> GOAL:
Leave out the pictures and repeat everything else in the records exactly.

· · ·

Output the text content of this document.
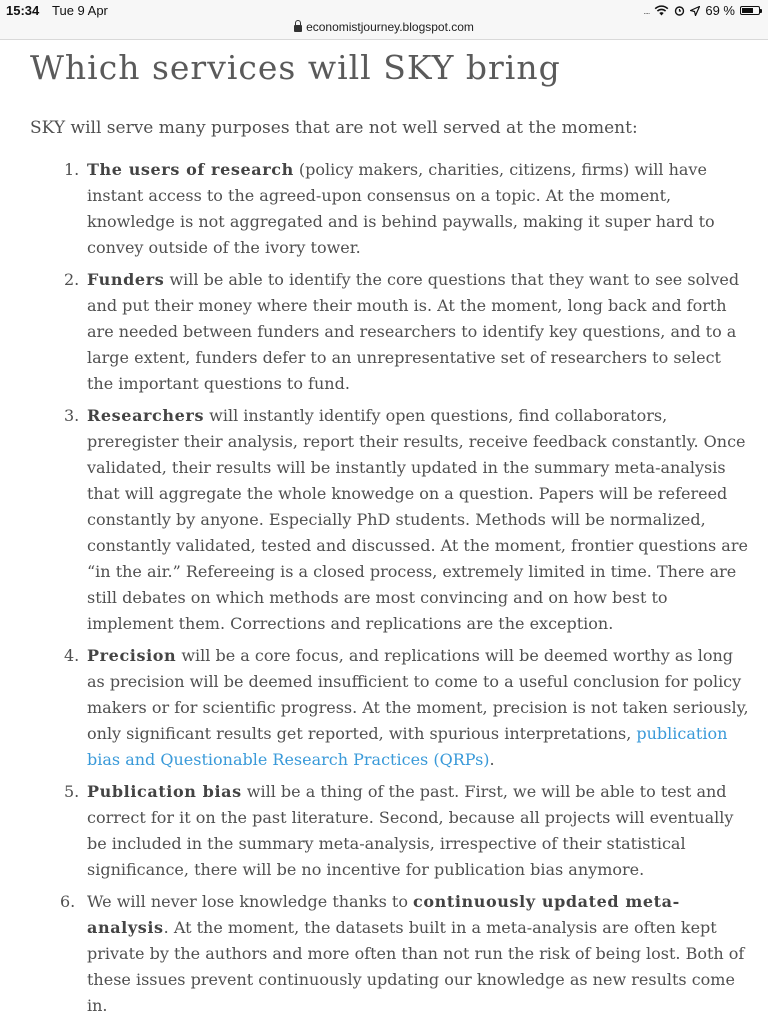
15:34 Tue 9 Apr	....	69 %
economistjourney.blogspot.com
Which services will SKY bring

SKY will serve many purposes that are not well served at the moment:

1. The users of research (policy makers, charities, citizens, firms) will have instant access to the agreed-upon consensus on a topic. At the moment, knowledge is not aggregated and is behind paywalls, making it super hard to convey outside of the ivory tower.
2. Funders will be able to identify the core questions that they want to see solved and put their money where their mouth is. At the moment, long back and forth are needed between funders and researchers to identify key questions, and to a large extent, funders defer to an unrepresentative set of researchers to select the important questions to fund.
3. Researchers will instantly identify open questions, find collaborators, preregister their analysis, report their results, receive feedback constantly. Once validated, their results will be instantly updated in the summary meta-analysis that will aggregate the whole knowedge on a question. Papers will be refereed constantly by anyone. Especially PhD students. Methods will be normalized, constantly validated, tested and discussed. At the moment, frontier questions are “in the air.” Refereeing is a closed process, extremely limited in time. There are still debates on which methods are most convincing and on how best to implement them. Corrections and replications are the exception.
4. Precision will be a core focus, and replications will be deemed worthy as long as precision will be deemed insufficient to come to a useful conclusion for policy makers or for scientific progress. At the moment, precision is not taken seriously, only significant results get reported, with spurious interpretations, publication bias and Questionable Research Practices (QRPs).
5. Publication bias will be a thing of the past. First, we will be able to test and correct for it on the past literature. Second, because all projects will eventually be included in the summary meta-analysis, irrespective of their statistical significance, there will be no incentive for publication bias anymore.
6. We will never lose knowledge thanks to continuously updated meta-analysis. At the moment, the datasets built in a meta-analysis are often kept private by the authors and more often than not run the risk of being lost. Both of these issues prevent continuously updating our knowledge as new results come in.
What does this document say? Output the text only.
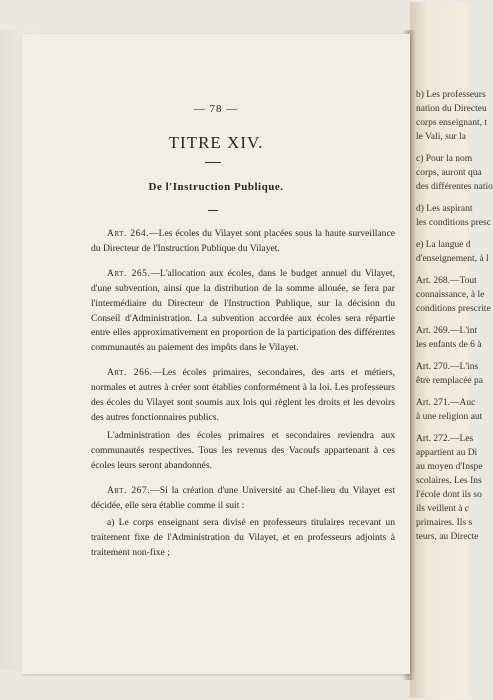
b) Les professeurs
nation du Directeu
corps enseignant, t
le Vali, sur la
c) Pour la nom
corps, auront qua
des différentes natio
d) Les aspirant
les conditions presc
e) La langue d
d'enseignement, à l
Art. 268.—Tout
connaissance, à le
conditions prescrite
Art. 269.—L'int
les enfants de 6 à
Art. 270.—L'ins
être remplacée pa
Art. 271.—Auc
à une religion aut
Art. 272.—Les
appartient au Di
au moyen d'Inspe
scolaires. Les Ins
l'école dont ils so
ils veillent à c
primaires. Ils s
teurs, au Directe
— 78 —
TITRE XIV.
De l'Instruction Publique.

Art. 264.—Les écoles du Vilayet sont placées sous la haute surveillance du Directeur de l'Instruction Publique du Vilayet.

Art. 265.—L'allocation aux écoles, dans le budget annuel du Vilayet, d'une subvention, ainsi que la distribution de la somme allouée, se fera par l'intermédiaire du Directeur de l'Instruction Publique, sur la décision du Conseil d'Administration. La subvention accordée aux écoles sera répartie entre elles approximativement en proportion de la participation des différentes communautés au paiement des impôts dans le Vilayet.

Art. 266.—Les écoles primaires, secondaires, des arts et métiers, normales et autres à créer sont établies conformément à la loi. Les professeurs des écoles du Vilayet sont soumis aux lois qui règlent les droits et les devoirs des autres fonctionnaires publics.

L'administration des écoles primaires et secondaires reviendra aux communautés respectives. Tous les revenus des Vacoufs appartenant à ces écoles leurs seront abandonnés.

Art. 267.—Si la création d'une Université au Chef-lieu du Vilayet est décidée, elle sera établie comme il suit :

a) Le corps enseignant sera divisé en professeurs titulaires recevant un traitement fixe de l'Administration du Vilayet, et en professeurs adjoints à traitement non-fixe ;
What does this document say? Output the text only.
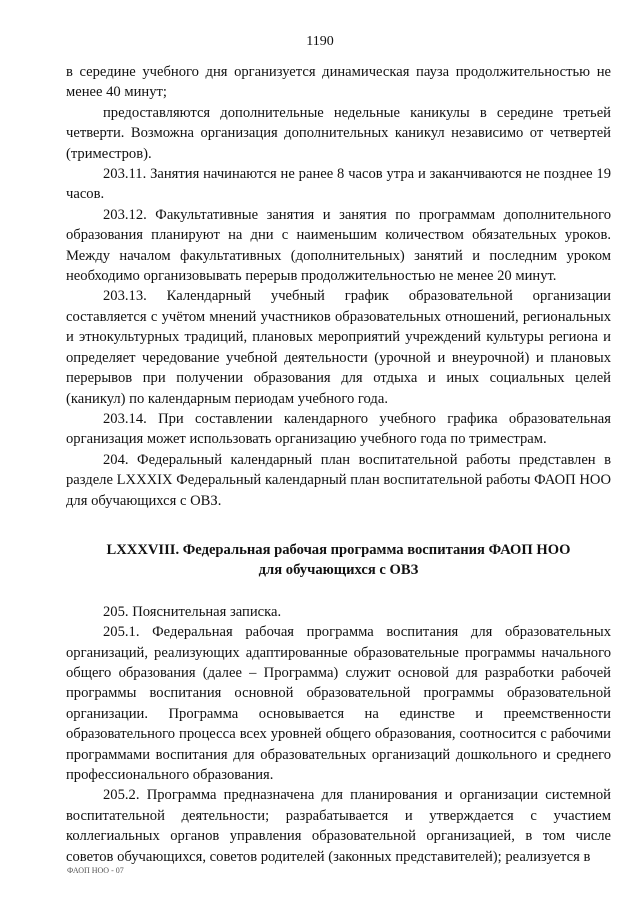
1190

в середине учебного дня организуется динамическая пауза продолжительностью не менее 40 минут;

предоставляются дополнительные недельные каникулы в середине третьей четверти. Возможна организация дополнительных каникул независимо от четвертей (триместров).

203.11. Занятия начинаются не ранее 8 часов утра и заканчиваются не позднее 19 часов.

203.12. Факультативные занятия и занятия по программам дополнительного образования планируют на дни с наименьшим количеством обязательных уроков. Между началом факультативных (дополнительных) занятий и последним уроком необходимо организовывать перерыв продолжительностью не менее 20 минут.

203.13. Календарный учебный график образовательной организации составляется с учётом мнений участников образовательных отношений, региональных и этнокультурных традиций, плановых мероприятий учреждений культуры региона и определяет чередование учебной деятельности (урочной и внеурочной) и плановых перерывов при получении образования для отдыха и иных социальных целей (каникул) по календарным периодам учебного года.

203.14. При составлении календарного учебного графика образовательная организация может использовать организацию учебного года по триместрам.

204. Федеральный календарный план воспитательной работы представлен в разделе LXXXIX Федеральный календарный план воспитательной работы ФАОП НОО для обучающихся с ОВЗ.

LXXXVIII. Федеральная рабочая программа воспитания ФАОП НОО
для обучающихся с ОВЗ

205. Пояснительная записка.

205.1. Федеральная рабочая программа воспитания для образовательных организаций, реализующих адаптированные образовательные программы начального общего образования (далее – Программа) служит основой для разработки рабочей программы воспитания основной образовательной программы образовательной организации. Программа основывается на единстве и преемственности образовательного процесса всех уровней общего образования, соотносится с рабочими программами воспитания для образовательных организаций дошкольного и среднего профессионального образования.

205.2. Программа предназначена для планирования и организации системной воспитательной деятельности; разрабатывается и утверждается с участием коллегиальных органов управления образовательной организацией, в том числе советов обучающихся, советов родителей (законных представителей); реализуется в

ФАОП НОО - 07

· · ·

> WRITTEN ANSWER:
Output the text content of this document.
15:34 Tue 9 Apr	....	69 %
economistjourney.blogspot.com
Which services will SKY bring

SKY will serve many purposes that are not well served at the moment:

1. The users of research (policy makers, charities, citizens, firms) will have instant access to the agreed-upon consensus on a topic. At the moment, knowledge is not aggregated and is behind paywalls, making it super hard to convey outside of the ivory tower.
2. Funders will be able to identify the core questions that they want to see solved and put their money where their mouth is. At the moment, long back and forth are needed between funders and researchers to identify key questions, and to a large extent, funders defer to an unrepresentative set of researchers to select the important questions to fund.
3. Researchers will instantly identify open questions, find collaborators, preregister their analysis, report their results, receive feedback constantly. Once validated, their results will be instantly updated in the summary meta-analysis that will aggregate the whole knowedge on a question. Papers will be refereed constantly by anyone. Especially PhD students. Methods will be normalized, constantly validated, tested and discussed. At the moment, frontier questions are “in the air.” Refereeing is a closed process, extremely limited in time. There are still debates on which methods are most convincing and on how best to implement them. Corrections and replications are the exception.
4. Precision will be a core focus, and replications will be deemed worthy as long as precision will be deemed insufficient to come to a useful conclusion for policy makers or for scientific progress. At the moment, precision is not taken seriously, only significant results get reported, with spurious interpretations, publication bias and Questionable Research Practices (QRPs).
5. Publication bias will be a thing of the past. First, we will be able to test and correct for it on the past literature. Second, because all projects will eventually be included in the summary meta-analysis, irrespective of their statistical significance, there will be no incentive for publication bias anymore.
6. We will never lose knowledge thanks to continuously updated meta-analysis. At the moment, the datasets built in a meta-analysis are often kept private by the authors and more often than not run the risk of being lost. Both of these issues prevent continuously updating our knowledge as new results come in.
What does this document say? Output the text only.
b) Les professeurs
nation du Directeu
corps enseignant, t
le Vali, sur la
c) Pour la nom
corps, auront qua
des différentes natio
d) Les aspirant
les conditions presc
e) La langue d
d'enseignement, à l
Art. 268.—Tout
connaissance, à le
conditions prescrite
Art. 269.—L'int
les enfants de 6 à
Art. 270.—L'ins
être remplacée pa
Art. 271.—Auc
à une religion aut
Art. 272.—Les
appartient au Di
au moyen d'Inspe
scolaires. Les Ins
l'école dont ils so
ils veillent à c
primaires. Ils s
teurs, au Directe
— 78 —
TITRE XIV.
De l'Instruction Publique.

Art. 264.—Les écoles du Vilayet sont placées sous la haute surveillance du Directeur de l'Instruction Publique du Vilayet.

Art. 265.—L'allocation aux écoles, dans le budget annuel du Vilayet, d'une subvention, ainsi que la distribution de la somme allouée, se fera par l'intermédiaire du Directeur de l'Instruction Publique, sur la décision du Conseil d'Administration. La subvention accordée aux écoles sera répartie entre elles approximativement en proportion de la participation des différentes communautés au paiement des impôts dans le Vilayet.

Art. 266.—Les écoles primaires, secondaires, des arts et métiers, normales et autres à créer sont établies conformément à la loi. Les professeurs des écoles du Vilayet sont soumis aux lois qui règlent les droits et les devoirs des autres fonctionnaires publics.

L'administration des écoles primaires et secondaires reviendra aux communautés respectives. Tous les revenus des Vacoufs appartenant à ces écoles leurs seront abandonnés.

Art. 267.—Si la création d'une Université au Chef-lieu du Vilayet est décidée, elle sera établie comme il suit :

a) Le corps enseignant sera divisé en professeurs titulaires recevant un traitement fixe de l'Administration du Vilayet, et en professeurs adjoints à traitement non-fixe ;
What does this document say? Output the text only.
1190

в середине учебного дня организуется динамическая пауза продолжительностью не менее 40 минут;

предоставляются дополнительные недельные каникулы в середине третьей четверти. Возможна организация дополнительных каникул независимо от четвертей (триместров).

203.11. Занятия начинаются не ранее 8 часов утра и заканчиваются не позднее 19 часов.

203.12. Факультативные занятия и занятия по программам дополнительного образования планируют на дни с наименьшим количеством обязательных уроков. Между началом факультативных (дополнительных) занятий и последним уроком необходимо организовывать перерыв продолжительностью не менее 20 минут.

203.13. Календарный учебный график образовательной организации составляется с учётом мнений участников образовательных отношений, региональных и этнокультурных традиций, плановых мероприятий учреждений культуры региона и определяет чередование учебной деятельности (урочной и внеурочной) и плановых перерывов при получении образования для отдыха и иных социальных целей (каникул) по календарным периодам учебного года.

203.14. При составлении календарного учебного графика образовательная организация может использовать организацию учебного года по триместрам.

204. Федеральный календарный план воспитательной работы представлен в разделе LXXXIX Федеральный календарный план воспитательной работы ФАОП НОО для обучающихся с ОВЗ.

LXXXVIII. Федеральная рабочая программа воспитания ФАОП НОО
для обучающихся с ОВЗ

205. Пояснительная записка.

205.1. Федеральная рабочая программа воспитания для образовательных организаций, реализующих адаптированные образовательные программы начального общего образования (далее – Программа) служит основой для разработки рабочей программы воспитания основной образовательной программы образовательной организации. Программа основывается на единстве и преемственности образовательного процесса всех уровней общего образования, соотносится с рабочими программами воспитания для образовательных организаций дошкольного и среднего профессионального образования.

205.2. Программа предназначена для планирования и организации системной воспитательной деятельности; разрабатывается и утверждается с участием коллегиальных органов управления образовательной организацией, в том числе советов обучающихся, советов родителей (законных представителей); реализуется в

ФАОП НОО - 07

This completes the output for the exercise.